Task brief - Filter the entries that follow, copying every line in which the word "below" appears.

Given records -

▼▼▼

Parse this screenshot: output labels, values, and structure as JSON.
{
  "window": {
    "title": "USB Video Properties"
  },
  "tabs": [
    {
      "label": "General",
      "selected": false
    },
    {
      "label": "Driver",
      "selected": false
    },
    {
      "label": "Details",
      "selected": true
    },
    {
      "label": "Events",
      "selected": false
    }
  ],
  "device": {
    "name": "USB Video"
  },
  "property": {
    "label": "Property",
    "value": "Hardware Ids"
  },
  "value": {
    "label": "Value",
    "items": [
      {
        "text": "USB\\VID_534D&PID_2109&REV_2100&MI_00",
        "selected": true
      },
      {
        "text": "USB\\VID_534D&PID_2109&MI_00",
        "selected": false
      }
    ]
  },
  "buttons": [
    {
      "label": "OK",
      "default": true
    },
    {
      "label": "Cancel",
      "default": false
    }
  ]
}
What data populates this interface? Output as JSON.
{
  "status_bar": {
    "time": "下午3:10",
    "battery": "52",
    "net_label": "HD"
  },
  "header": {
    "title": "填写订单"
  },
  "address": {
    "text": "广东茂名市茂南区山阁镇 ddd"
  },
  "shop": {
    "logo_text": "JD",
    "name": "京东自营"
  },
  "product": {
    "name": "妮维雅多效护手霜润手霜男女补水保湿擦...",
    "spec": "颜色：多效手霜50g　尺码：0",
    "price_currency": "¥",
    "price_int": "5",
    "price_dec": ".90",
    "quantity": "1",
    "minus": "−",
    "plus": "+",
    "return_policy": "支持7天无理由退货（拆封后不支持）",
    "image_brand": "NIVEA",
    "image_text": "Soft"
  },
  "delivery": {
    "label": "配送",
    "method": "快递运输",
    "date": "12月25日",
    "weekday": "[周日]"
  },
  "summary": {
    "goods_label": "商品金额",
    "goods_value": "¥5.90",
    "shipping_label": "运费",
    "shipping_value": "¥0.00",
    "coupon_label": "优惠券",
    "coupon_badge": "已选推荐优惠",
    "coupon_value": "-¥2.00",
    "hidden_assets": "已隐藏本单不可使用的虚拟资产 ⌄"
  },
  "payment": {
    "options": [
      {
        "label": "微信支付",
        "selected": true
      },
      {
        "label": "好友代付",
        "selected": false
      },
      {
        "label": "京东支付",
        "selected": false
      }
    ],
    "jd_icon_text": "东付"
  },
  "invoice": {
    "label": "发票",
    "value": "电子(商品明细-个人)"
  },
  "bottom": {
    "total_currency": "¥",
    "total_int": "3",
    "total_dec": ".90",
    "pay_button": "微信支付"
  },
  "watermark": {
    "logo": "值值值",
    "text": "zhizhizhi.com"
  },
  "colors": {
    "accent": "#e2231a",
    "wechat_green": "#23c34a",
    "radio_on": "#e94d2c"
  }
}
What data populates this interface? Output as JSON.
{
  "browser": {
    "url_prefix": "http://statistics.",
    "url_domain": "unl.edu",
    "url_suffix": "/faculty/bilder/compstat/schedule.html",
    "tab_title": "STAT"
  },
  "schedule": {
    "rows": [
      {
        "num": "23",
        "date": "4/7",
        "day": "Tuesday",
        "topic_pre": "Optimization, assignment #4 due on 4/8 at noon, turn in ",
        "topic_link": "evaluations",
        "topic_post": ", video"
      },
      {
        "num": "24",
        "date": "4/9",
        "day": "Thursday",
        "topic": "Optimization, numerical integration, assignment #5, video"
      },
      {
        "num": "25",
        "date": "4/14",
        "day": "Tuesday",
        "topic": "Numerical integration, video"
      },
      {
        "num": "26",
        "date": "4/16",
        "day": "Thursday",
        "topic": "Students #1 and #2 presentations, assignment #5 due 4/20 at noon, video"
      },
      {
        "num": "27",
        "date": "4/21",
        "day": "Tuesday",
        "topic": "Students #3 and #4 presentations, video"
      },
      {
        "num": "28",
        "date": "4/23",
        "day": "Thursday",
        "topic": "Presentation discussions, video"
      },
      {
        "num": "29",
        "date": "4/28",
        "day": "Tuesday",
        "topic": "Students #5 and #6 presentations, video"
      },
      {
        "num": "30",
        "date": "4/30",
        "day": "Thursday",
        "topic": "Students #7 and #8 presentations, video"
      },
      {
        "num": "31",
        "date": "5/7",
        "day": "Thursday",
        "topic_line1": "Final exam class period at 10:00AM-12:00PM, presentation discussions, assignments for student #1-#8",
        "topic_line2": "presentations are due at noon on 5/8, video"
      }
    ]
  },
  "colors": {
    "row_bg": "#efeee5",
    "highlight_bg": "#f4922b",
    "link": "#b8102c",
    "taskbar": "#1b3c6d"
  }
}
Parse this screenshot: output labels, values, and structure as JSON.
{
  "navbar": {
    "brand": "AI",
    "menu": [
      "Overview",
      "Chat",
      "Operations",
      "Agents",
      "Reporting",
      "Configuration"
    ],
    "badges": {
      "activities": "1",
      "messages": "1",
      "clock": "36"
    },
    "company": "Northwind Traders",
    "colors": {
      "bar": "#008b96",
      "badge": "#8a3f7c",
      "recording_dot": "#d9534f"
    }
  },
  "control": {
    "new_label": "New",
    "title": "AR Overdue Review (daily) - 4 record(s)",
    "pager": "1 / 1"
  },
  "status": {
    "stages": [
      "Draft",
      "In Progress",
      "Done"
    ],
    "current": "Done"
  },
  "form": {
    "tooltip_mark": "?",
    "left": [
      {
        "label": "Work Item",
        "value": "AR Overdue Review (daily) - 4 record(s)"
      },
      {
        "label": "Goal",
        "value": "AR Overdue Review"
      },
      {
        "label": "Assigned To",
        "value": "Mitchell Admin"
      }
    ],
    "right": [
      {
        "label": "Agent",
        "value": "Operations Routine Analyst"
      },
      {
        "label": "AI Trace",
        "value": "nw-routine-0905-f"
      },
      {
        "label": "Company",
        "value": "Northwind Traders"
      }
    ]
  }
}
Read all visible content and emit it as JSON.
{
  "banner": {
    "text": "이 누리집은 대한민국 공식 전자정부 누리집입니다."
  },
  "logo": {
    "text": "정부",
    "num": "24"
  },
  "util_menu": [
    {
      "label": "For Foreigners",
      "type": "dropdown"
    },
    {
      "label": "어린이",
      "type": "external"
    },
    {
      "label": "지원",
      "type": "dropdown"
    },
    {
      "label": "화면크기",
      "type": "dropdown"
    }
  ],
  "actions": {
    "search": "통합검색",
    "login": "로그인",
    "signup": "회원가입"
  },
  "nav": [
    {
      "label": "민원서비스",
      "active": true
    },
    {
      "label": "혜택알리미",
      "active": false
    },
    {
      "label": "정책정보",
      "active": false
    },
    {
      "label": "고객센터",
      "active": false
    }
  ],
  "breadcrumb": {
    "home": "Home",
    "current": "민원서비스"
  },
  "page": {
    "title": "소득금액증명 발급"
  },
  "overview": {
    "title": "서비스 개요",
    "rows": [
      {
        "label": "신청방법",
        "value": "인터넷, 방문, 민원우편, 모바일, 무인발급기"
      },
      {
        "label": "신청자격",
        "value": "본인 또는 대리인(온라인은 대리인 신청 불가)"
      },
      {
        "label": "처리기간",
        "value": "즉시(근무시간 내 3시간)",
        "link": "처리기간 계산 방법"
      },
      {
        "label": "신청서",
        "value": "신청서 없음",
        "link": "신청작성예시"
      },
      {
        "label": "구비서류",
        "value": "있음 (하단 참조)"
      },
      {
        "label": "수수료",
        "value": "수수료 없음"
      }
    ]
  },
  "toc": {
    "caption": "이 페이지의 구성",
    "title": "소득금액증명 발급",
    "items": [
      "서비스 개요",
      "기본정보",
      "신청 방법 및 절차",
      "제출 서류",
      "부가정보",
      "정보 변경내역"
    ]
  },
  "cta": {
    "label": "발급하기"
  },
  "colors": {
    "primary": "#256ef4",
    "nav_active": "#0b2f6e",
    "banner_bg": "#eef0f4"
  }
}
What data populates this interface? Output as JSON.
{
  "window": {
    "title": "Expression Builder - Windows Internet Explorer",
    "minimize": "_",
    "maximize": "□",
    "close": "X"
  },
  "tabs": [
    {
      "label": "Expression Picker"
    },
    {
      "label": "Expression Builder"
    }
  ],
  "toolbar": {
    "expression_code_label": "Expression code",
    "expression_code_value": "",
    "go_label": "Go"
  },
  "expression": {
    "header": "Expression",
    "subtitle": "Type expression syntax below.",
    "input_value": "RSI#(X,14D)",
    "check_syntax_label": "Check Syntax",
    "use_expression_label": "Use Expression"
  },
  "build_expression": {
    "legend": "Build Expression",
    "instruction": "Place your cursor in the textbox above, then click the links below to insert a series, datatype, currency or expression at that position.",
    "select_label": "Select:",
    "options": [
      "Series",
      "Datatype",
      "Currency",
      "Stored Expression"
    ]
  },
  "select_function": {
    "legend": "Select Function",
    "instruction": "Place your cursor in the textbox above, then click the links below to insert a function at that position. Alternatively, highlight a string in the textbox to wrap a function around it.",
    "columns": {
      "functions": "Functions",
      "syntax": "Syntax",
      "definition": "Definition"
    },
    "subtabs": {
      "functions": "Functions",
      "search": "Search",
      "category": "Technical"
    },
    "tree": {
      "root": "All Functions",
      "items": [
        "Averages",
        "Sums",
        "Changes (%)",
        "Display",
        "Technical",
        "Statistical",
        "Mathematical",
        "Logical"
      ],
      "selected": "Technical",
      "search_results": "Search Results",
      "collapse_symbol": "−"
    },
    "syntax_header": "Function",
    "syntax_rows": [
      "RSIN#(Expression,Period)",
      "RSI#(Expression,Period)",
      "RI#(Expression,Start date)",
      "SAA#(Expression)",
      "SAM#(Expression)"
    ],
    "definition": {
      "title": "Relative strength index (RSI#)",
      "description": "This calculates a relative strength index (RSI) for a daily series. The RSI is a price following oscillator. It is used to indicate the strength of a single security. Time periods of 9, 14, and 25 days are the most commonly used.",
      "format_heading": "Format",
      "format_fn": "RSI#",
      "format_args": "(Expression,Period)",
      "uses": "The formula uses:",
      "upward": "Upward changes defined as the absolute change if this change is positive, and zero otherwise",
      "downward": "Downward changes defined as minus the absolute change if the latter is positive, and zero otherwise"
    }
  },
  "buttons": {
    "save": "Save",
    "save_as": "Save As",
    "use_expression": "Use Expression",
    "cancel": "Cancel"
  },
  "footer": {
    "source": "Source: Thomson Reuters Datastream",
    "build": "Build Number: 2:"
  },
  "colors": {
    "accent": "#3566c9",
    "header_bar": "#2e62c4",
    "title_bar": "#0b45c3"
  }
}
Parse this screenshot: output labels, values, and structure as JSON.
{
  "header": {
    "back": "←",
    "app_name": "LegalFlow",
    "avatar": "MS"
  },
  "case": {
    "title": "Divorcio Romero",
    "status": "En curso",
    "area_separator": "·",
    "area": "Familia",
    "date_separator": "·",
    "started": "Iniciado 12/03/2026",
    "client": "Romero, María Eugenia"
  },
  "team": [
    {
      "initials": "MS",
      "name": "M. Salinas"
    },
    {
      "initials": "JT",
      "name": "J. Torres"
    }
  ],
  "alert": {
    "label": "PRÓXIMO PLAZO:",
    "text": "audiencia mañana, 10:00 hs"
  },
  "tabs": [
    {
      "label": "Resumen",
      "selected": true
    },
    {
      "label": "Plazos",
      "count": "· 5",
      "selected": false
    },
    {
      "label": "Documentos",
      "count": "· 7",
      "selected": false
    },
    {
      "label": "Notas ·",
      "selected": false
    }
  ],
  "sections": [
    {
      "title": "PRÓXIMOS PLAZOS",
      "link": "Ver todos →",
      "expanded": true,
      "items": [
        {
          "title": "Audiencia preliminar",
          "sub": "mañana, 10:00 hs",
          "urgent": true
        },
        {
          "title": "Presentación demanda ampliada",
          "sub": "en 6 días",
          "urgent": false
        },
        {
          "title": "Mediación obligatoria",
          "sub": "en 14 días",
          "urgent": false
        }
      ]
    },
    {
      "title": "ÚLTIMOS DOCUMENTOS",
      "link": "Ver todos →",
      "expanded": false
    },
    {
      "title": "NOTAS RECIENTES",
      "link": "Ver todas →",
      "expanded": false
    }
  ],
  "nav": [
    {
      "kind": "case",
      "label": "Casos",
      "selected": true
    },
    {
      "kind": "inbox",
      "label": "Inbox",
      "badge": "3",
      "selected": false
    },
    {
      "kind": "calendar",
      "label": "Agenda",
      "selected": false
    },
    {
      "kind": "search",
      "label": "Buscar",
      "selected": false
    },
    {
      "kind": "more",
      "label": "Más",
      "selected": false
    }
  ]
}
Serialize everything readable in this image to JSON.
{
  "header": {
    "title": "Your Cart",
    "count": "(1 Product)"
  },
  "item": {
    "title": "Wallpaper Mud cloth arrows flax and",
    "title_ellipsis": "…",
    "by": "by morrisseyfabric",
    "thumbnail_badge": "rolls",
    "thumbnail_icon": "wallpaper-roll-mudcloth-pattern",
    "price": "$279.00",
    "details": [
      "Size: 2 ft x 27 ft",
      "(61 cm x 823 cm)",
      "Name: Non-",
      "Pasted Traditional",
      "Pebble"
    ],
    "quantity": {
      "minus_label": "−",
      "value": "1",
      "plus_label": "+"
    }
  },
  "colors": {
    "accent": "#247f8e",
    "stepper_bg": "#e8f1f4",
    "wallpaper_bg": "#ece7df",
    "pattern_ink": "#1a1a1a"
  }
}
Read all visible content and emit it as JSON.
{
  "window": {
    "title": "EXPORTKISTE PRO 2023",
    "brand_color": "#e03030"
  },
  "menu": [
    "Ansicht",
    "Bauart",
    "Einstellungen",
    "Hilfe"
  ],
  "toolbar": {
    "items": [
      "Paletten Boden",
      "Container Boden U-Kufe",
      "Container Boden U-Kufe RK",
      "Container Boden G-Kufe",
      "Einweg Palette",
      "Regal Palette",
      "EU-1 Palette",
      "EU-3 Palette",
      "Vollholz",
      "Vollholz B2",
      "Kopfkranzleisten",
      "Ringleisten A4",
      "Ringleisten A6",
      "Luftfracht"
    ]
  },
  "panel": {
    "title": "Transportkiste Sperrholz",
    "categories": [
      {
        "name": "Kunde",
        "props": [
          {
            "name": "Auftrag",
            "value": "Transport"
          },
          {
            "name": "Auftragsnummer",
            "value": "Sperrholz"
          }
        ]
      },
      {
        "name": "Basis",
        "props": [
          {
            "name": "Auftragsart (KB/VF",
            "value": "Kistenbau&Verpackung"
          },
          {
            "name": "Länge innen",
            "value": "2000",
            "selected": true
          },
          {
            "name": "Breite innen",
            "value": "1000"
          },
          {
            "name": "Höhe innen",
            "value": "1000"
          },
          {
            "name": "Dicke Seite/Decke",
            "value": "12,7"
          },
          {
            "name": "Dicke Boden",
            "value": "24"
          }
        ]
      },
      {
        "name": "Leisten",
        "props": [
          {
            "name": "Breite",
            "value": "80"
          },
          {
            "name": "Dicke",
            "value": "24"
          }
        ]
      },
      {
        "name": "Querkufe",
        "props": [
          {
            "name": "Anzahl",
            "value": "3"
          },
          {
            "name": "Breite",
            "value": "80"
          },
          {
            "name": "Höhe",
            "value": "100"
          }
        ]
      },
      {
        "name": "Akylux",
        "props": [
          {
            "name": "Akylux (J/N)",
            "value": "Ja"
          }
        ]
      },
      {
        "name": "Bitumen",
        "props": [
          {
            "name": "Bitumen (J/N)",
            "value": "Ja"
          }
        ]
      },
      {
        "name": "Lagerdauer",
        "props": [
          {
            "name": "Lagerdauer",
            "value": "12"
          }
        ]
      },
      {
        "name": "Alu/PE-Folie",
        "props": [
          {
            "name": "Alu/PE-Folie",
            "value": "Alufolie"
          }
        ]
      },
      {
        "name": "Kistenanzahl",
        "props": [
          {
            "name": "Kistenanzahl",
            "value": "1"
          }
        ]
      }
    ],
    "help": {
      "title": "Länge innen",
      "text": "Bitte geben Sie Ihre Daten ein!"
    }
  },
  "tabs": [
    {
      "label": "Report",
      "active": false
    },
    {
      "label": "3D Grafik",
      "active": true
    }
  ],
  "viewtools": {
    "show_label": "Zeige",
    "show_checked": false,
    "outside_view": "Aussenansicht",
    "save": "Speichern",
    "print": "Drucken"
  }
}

▲▲▲

Response -
    "subtitle": "Type expression syntax below.",
    "instruction": "Place your cursor in the textbox above, then click the links below to insert a series, datatype, currency or expression at that position.",
    "instruction": "Place your cursor in the textbox above, then click the links below to insert a function at that position. Alternatively, highlight a string in the textbox to wrap a function around it.",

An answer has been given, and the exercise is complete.